Give the listing again exactly, omitting its images.

····················

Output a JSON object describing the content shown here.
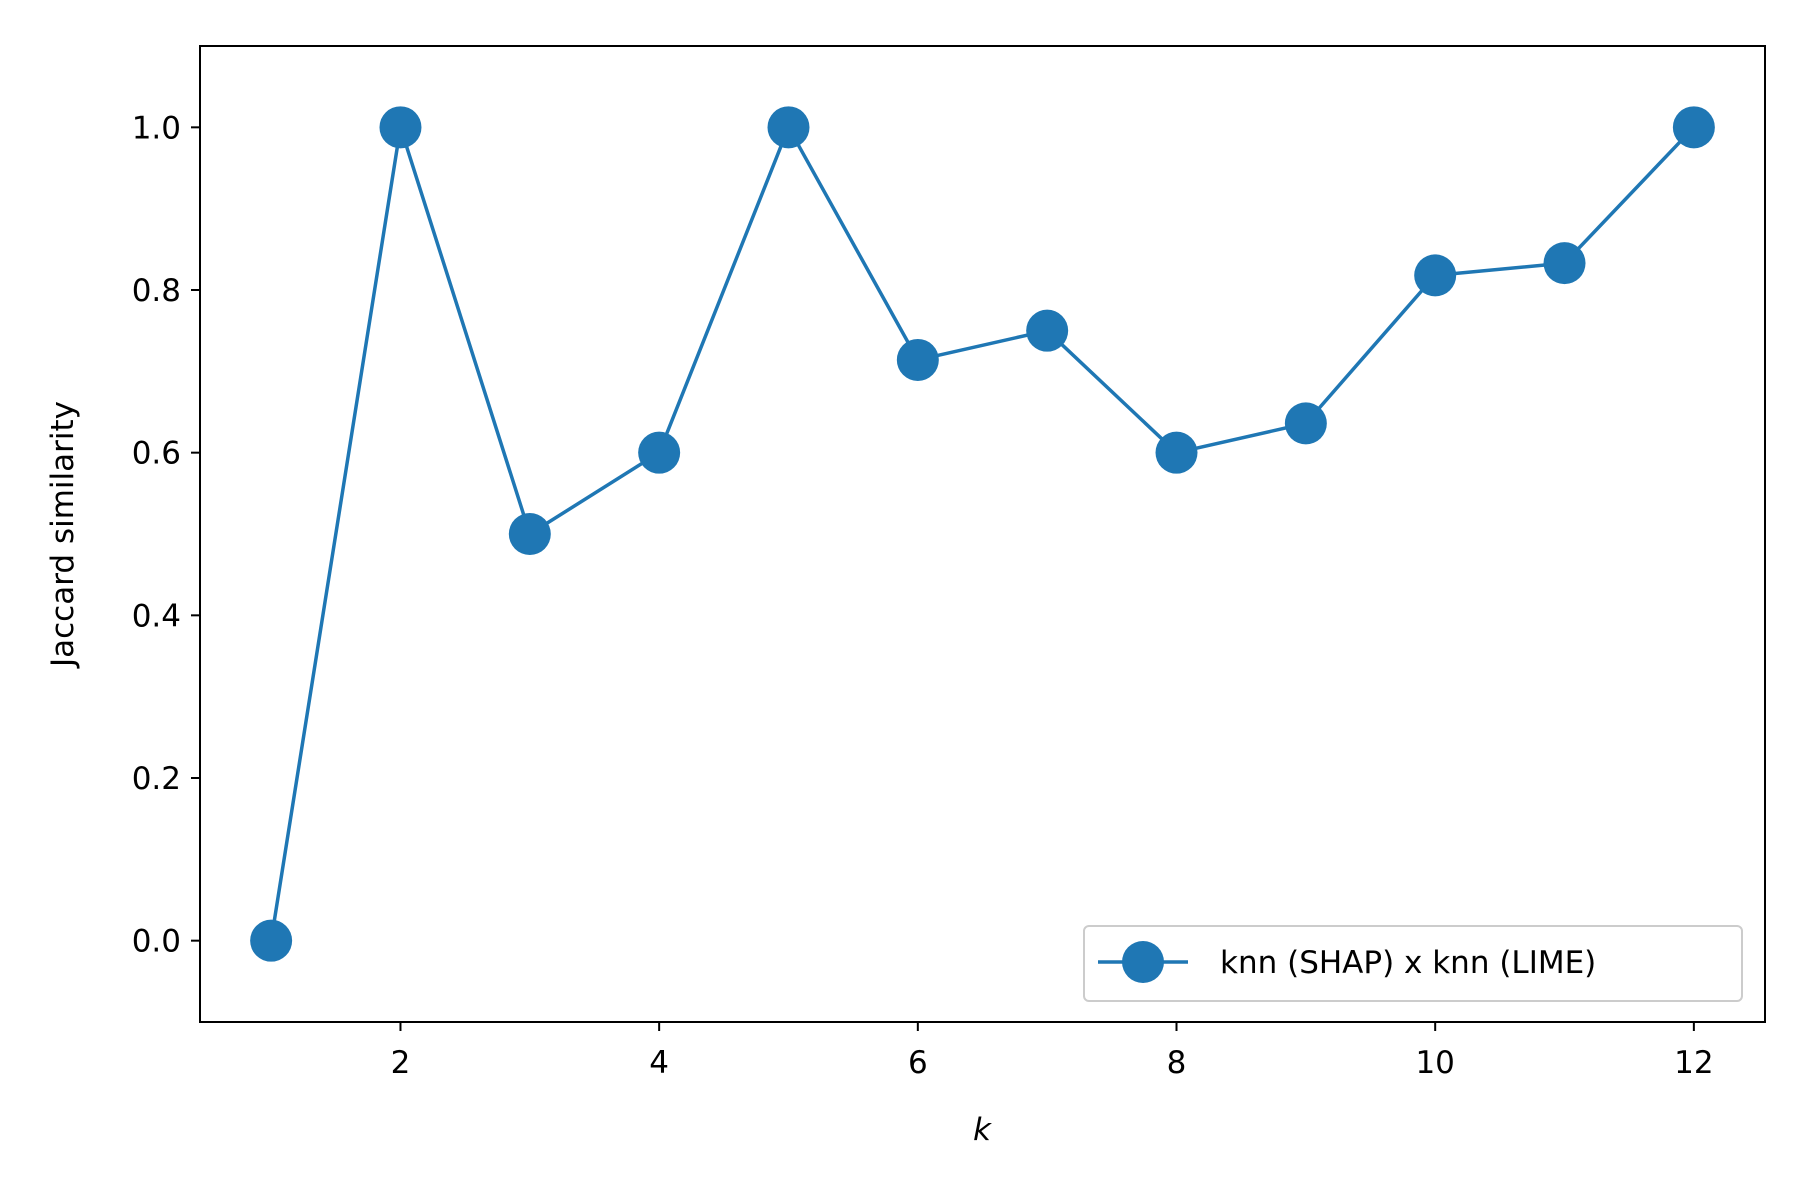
{
  "chart_data": {
    "type": "line",
    "title": "",
    "xlabel": "k",
    "ylabel": "Jaccard similarity",
    "x": [
      1,
      2,
      3,
      4,
      5,
      6,
      7,
      8,
      9,
      10,
      11,
      12
    ],
    "series": [
      {
        "name": "knn (SHAP) x knn (LIME)",
        "values": [
          0.0,
          1.0,
          0.5,
          0.6,
          1.0,
          0.714,
          0.75,
          0.6,
          0.636,
          0.818,
          0.833,
          1.0
        ],
        "color": "#1f77b4",
        "marker": "circle"
      }
    ],
    "xlim": [
      0.45,
      12.55
    ],
    "ylim": [
      -0.1,
      1.1
    ],
    "xticks": [
      2,
      4,
      6,
      8,
      10,
      12
    ],
    "xtick_labels": [
      "2",
      "4",
      "6",
      "8",
      "10",
      "12"
    ],
    "yticks": [
      0.0,
      0.2,
      0.4,
      0.6,
      0.8,
      1.0
    ],
    "ytick_labels": [
      "0.0",
      "0.2",
      "0.4",
      "0.6",
      "0.8",
      "1.0"
    ],
    "grid": false,
    "legend_position": "lower-right"
  }
}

····················

* [SOLUTION TO THIS PROBLEM]
Output a JSON object describing the content shown here.
{
  "chart_data": {
    "type": "line",
    "title": "",
    "xlabel": "k",
    "ylabel": "Jaccard similarity",
    "x": [
      1,
      2,
      3,
      4,
      5,
      6,
      7,
      8,
      9,
      10,
      11,
      12
    ],
    "series": [
      {
        "name": "knn (SHAP) x knn (LIME)",
        "values": [
          0.0,
          1.0,
          0.5,
          0.6,
          1.0,
          0.714,
          0.75,
          0.6,
          0.636,
          0.818,
          0.833,
          1.0
        ],
        "color": "#1f77b4",
        "marker": "circle"
      }
    ],
    "xlim": [
      0.45,
      12.55
    ],
    "ylim": [
      -0.1,
      1.1
    ],
    "xticks": [
      2,
      4,
      6,
      8,
      10,
      12
    ],
    "xtick_labels": [
      "2",
      "4",
      "6",
      "8",
      "10",
      "12"
    ],
    "yticks": [
      0.0,
      0.2,
      0.4,
      0.6,
      0.8,
      1.0
    ],
    "ytick_labels": [
      "0.0",
      "0.2",
      "0.4",
      "0.6",
      "0.8",
      "1.0"
    ],
    "grid": false,
    "legend_position": "lower-right"
  }
}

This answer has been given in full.